### Requirement:
Copy each line where the word "Windows" occurs.

***

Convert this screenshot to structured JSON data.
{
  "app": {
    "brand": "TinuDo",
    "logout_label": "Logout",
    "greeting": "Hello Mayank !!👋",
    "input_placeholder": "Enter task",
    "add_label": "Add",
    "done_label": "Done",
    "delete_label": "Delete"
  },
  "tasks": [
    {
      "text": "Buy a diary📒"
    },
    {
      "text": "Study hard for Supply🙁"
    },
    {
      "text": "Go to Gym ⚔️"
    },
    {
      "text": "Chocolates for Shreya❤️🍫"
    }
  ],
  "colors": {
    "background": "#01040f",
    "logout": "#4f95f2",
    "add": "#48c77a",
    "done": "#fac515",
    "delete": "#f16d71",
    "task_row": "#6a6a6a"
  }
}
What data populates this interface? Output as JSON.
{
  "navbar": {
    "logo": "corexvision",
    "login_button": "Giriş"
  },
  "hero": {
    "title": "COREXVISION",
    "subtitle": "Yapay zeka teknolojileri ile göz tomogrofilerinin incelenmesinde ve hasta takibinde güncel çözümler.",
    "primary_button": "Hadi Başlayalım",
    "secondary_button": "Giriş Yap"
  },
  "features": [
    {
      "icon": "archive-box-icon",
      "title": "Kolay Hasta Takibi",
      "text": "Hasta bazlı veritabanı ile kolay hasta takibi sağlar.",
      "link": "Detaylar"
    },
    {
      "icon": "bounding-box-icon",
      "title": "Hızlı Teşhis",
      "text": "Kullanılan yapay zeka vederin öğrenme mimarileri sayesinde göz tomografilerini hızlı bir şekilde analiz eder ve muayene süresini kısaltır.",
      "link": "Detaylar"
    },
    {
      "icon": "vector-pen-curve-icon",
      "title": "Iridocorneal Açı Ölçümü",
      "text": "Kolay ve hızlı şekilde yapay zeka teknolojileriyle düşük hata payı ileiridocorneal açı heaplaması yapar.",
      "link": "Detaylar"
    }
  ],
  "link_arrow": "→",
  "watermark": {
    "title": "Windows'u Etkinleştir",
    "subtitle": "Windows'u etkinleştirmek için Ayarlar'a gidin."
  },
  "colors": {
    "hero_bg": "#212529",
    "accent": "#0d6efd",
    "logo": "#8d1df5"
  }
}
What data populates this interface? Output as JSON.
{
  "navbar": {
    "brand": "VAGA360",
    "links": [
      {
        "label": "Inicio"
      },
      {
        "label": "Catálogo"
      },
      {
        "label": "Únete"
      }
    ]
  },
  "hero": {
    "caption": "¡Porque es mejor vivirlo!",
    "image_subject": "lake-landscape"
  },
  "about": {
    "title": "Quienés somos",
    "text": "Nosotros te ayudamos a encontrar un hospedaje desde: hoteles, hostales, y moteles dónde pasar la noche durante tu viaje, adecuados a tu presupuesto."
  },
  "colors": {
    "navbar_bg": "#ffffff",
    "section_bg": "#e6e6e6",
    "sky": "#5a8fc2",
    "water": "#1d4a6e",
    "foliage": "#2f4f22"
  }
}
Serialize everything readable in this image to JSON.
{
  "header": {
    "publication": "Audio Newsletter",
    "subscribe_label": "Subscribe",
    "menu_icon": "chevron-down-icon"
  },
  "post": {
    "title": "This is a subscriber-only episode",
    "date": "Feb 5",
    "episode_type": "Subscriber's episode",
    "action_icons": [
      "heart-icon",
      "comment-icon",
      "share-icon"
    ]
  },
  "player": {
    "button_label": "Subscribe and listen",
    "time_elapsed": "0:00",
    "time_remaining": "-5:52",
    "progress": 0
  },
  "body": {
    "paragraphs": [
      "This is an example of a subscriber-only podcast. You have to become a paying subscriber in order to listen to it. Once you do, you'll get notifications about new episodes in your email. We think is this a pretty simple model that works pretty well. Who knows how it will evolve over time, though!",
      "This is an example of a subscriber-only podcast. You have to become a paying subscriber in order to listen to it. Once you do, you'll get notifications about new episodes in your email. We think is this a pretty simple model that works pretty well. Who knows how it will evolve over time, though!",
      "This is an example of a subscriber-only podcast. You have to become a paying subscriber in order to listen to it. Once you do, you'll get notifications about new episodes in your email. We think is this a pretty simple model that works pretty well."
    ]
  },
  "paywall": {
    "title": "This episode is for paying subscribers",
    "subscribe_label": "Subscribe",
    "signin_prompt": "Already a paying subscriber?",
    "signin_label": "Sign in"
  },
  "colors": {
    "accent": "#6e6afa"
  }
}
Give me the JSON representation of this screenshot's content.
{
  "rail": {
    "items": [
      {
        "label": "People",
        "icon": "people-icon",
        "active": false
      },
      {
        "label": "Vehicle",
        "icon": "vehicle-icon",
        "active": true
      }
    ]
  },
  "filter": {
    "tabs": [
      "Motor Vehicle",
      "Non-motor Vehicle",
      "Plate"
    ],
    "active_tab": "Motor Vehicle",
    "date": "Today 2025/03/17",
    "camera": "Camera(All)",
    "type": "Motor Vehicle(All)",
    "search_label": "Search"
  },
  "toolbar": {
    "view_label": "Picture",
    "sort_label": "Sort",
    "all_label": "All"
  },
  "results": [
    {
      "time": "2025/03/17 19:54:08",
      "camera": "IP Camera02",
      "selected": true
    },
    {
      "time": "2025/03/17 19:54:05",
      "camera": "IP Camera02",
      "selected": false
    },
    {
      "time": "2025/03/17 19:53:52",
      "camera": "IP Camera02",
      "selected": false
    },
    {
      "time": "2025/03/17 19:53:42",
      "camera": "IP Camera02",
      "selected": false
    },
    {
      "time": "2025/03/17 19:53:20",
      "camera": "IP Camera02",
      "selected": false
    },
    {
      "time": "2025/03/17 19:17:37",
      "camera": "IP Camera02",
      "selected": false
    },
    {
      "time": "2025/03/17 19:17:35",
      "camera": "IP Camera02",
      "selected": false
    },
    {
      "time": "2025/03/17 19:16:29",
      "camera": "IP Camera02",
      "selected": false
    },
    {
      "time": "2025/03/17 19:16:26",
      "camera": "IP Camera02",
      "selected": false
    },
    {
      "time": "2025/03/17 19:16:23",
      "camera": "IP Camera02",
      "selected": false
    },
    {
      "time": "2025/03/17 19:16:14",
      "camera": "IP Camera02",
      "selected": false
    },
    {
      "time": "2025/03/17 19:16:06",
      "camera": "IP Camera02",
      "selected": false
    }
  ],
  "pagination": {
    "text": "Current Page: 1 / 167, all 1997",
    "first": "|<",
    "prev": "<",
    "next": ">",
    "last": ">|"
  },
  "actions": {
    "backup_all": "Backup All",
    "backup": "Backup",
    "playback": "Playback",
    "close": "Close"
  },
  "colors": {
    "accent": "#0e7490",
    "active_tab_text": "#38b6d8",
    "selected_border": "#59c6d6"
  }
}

***

### Exercise answer:
    "title": "Windows'u Etkinleştir",
    "subtitle": "Windows'u etkinleştirmek için Ayarlar'a gidin."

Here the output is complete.